**Problem details:** Transcribe all the records with complete accuracy.

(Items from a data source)
----

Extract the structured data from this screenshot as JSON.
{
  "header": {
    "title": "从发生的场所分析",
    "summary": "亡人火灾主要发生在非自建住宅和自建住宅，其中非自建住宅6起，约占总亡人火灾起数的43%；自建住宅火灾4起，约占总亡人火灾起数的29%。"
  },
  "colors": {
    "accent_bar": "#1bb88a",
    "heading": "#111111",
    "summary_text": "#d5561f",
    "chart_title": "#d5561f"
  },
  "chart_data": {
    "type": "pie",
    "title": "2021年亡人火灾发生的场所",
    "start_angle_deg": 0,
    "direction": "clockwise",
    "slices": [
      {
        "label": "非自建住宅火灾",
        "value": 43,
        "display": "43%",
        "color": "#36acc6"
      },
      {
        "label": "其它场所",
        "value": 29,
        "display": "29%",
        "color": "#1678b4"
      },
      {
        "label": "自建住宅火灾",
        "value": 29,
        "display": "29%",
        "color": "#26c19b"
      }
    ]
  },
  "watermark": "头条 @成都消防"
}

----

**Full response:**
Extract the structured data from this screenshot as JSON.
{
  "header": {
    "title": "从发生的场所分析",
    "summary": "亡人火灾主要发生在非自建住宅和自建住宅，其中非自建住宅6起，约占总亡人火灾起数的43%；自建住宅火灾4起，约占总亡人火灾起数的29%。"
  },
  "colors": {
    "accent_bar": "#1bb88a",
    "heading": "#111111",
    "summary_text": "#d5561f",
    "chart_title": "#d5561f"
  },
  "chart_data": {
    "type": "pie",
    "title": "2021年亡人火灾发生的场所",
    "start_angle_deg": 0,
    "direction": "clockwise",
    "slices": [
      {
        "label": "非自建住宅火灾",
        "value": 43,
        "display": "43%",
        "color": "#36acc6"
      },
      {
        "label": "其它场所",
        "value": 29,
        "display": "29%",
        "color": "#1678b4"
      },
      {
        "label": "自建住宅火灾",
        "value": 29,
        "display": "29%",
        "color": "#26c19b"
      }
    ]
  },
  "watermark": "头条 @成都消防"
}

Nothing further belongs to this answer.